Given problem: Below are some records; retype all of them exactly.

Given data:

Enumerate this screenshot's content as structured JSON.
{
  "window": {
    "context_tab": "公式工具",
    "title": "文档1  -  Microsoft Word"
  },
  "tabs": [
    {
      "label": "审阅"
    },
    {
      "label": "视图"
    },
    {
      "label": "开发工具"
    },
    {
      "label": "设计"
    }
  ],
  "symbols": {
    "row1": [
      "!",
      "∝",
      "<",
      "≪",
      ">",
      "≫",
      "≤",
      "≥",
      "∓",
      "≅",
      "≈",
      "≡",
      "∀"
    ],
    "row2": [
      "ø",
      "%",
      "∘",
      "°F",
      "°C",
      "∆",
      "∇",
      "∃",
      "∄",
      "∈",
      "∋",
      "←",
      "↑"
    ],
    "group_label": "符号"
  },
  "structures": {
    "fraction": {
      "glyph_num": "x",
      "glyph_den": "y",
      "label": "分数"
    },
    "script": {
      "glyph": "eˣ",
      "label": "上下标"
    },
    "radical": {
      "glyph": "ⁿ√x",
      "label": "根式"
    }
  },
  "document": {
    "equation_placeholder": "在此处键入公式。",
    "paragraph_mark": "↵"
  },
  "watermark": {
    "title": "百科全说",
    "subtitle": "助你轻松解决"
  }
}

Result of the exercise:
Enumerate this screenshot's content as structured JSON.
{
  "window": {
    "context_tab": "公式工具",
    "title": "文档1  -  Microsoft Word"
  },
  "tabs": [
    {
      "label": "审阅"
    },
    {
      "label": "视图"
    },
    {
      "label": "开发工具"
    },
    {
      "label": "设计"
    }
  ],
  "symbols": {
    "row1": [
      "!",
      "∝",
      "<",
      "≪",
      ">",
      "≫",
      "≤",
      "≥",
      "∓",
      "≅",
      "≈",
      "≡",
      "∀"
    ],
    "row2": [
      "ø",
      "%",
      "∘",
      "°F",
      "°C",
      "∆",
      "∇",
      "∃",
      "∄",
      "∈",
      "∋",
      "←",
      "↑"
    ],
    "group_label": "符号"
  },
  "structures": {
    "fraction": {
      "glyph_num": "x",
      "glyph_den": "y",
      "label": "分数"
    },
    "script": {
      "glyph": "eˣ",
      "label": "上下标"
    },
    "radical": {
      "glyph": "ⁿ√x",
      "label": "根式"
    }
  },
  "document": {
    "equation_placeholder": "在此处键入公式。",
    "paragraph_mark": "↵"
  },
  "watermark": {
    "title": "百科全说",
    "subtitle": "助你轻松解决"
  }
}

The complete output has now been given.